The records below are split into lines. How many of those lines contain the string "Registrar"? Reply with the number only.

·····

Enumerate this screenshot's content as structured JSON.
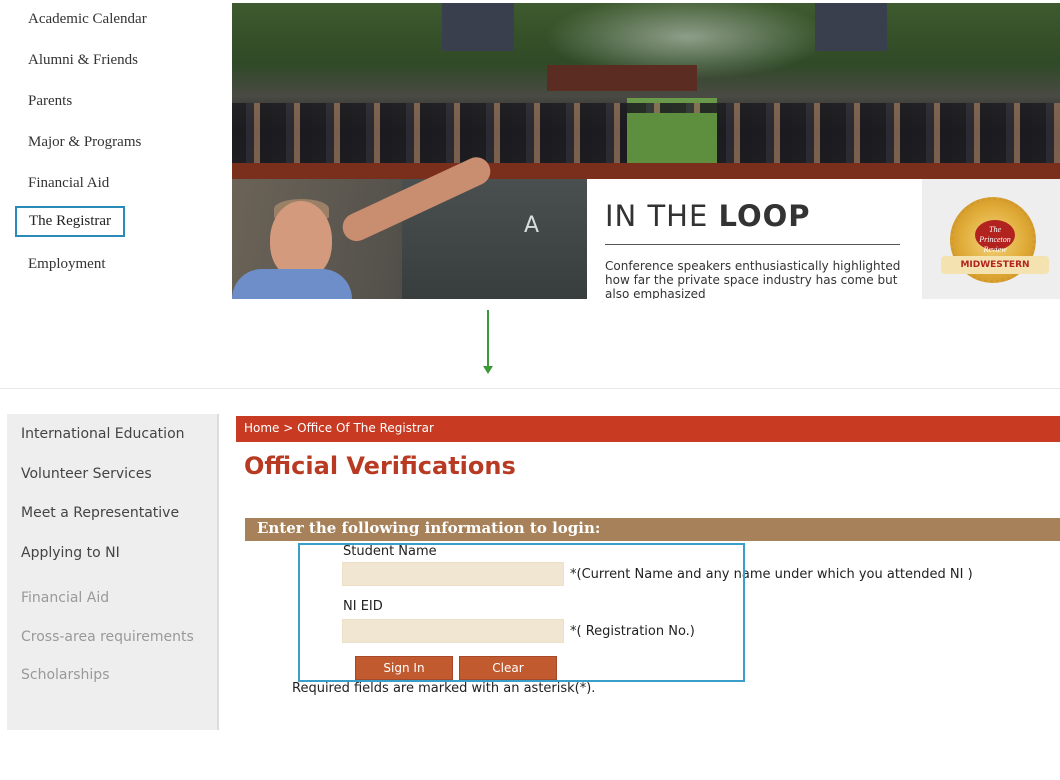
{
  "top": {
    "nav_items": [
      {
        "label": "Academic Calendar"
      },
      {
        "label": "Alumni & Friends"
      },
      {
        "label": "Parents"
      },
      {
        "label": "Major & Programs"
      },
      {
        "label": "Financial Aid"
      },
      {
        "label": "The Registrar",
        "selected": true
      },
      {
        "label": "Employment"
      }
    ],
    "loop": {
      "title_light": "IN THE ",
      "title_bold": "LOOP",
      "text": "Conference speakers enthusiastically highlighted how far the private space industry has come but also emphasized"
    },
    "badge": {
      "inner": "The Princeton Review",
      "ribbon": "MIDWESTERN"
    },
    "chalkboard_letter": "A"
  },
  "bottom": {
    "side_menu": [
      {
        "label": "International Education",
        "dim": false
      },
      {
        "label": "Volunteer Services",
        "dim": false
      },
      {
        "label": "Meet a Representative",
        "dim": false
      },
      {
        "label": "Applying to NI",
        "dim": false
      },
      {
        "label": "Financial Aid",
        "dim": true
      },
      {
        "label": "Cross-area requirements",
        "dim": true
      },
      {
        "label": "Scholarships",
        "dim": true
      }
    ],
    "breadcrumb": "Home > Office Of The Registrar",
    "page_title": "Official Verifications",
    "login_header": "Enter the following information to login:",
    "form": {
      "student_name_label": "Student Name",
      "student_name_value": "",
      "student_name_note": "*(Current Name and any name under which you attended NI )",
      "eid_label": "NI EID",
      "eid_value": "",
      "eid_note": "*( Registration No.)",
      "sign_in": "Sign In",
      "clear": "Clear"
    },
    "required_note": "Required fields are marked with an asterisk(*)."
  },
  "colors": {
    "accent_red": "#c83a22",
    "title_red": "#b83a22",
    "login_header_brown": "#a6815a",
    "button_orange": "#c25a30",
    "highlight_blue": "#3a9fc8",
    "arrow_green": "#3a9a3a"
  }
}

·····

Answer to this exercise -
2